-- Task material --
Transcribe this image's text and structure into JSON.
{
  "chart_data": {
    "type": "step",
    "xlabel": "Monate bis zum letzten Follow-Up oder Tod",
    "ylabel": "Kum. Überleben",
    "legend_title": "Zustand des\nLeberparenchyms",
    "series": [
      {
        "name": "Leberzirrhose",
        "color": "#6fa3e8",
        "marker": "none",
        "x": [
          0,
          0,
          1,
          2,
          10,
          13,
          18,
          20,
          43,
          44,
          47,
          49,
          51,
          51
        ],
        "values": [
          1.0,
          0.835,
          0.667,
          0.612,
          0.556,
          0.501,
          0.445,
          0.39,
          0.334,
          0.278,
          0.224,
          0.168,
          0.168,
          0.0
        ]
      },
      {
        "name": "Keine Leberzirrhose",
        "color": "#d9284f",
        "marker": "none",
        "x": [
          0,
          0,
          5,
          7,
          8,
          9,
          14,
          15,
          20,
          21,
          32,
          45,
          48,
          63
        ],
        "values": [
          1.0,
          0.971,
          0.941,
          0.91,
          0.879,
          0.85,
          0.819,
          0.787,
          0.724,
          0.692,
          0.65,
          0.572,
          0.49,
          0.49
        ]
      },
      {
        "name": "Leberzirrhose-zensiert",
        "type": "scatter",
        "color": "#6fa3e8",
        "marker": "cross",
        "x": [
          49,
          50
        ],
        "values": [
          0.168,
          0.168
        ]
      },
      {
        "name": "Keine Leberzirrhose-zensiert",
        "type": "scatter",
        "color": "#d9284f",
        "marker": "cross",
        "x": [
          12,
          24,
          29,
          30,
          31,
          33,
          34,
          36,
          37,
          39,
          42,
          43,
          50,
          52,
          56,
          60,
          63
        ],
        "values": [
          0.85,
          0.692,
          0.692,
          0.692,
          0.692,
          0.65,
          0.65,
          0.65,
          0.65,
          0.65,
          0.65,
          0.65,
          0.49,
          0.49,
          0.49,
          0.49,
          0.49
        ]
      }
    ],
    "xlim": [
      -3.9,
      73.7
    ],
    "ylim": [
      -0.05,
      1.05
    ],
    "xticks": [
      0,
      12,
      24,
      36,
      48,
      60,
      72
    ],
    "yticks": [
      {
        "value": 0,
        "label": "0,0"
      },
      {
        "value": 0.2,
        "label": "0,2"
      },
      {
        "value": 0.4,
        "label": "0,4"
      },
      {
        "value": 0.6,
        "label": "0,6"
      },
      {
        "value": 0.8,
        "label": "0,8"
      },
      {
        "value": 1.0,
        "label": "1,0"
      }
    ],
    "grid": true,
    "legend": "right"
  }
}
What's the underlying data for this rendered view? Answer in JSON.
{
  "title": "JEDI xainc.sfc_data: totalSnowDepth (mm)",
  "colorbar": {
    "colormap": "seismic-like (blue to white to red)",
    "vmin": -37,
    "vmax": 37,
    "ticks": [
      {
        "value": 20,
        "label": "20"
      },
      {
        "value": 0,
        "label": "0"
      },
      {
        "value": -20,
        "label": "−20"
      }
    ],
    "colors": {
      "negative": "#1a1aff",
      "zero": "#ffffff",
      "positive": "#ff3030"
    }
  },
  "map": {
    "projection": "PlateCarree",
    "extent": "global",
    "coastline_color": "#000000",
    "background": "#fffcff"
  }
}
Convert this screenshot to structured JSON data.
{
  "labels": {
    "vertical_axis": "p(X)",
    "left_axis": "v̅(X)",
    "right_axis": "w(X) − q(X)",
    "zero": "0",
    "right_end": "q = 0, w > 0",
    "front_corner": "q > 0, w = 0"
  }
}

-- Work to complete --
Find "What's the underlying" in the data above, then repeat that line and all lines after it exactly, ending with the final line.

-- Solution for this problem --
What's the underlying data for this rendered view? Answer in JSON.
{
  "title": "JEDI xainc.sfc_data: totalSnowDepth (mm)",
  "colorbar": {
    "colormap": "seismic-like (blue to white to red)",
    "vmin": -37,
    "vmax": 37,
    "ticks": [
      {
        "value": 20,
        "label": "20"
      },
      {
        "value": 0,
        "label": "0"
      },
      {
        "value": -20,
        "label": "−20"
      }
    ],
    "colors": {
      "negative": "#1a1aff",
      "zero": "#ffffff",
      "positive": "#ff3030"
    }
  },
  "map": {
    "projection": "PlateCarree",
    "extent": "global",
    "coastline_color": "#000000",
    "background": "#fffcff"
  }
}
Convert this screenshot to structured JSON data.
{
  "labels": {
    "vertical_axis": "p(X)",
    "left_axis": "v̅(X)",
    "right_axis": "w(X) − q(X)",
    "zero": "0",
    "right_end": "q = 0, w > 0",
    "front_corner": "q > 0, w = 0"
  }
}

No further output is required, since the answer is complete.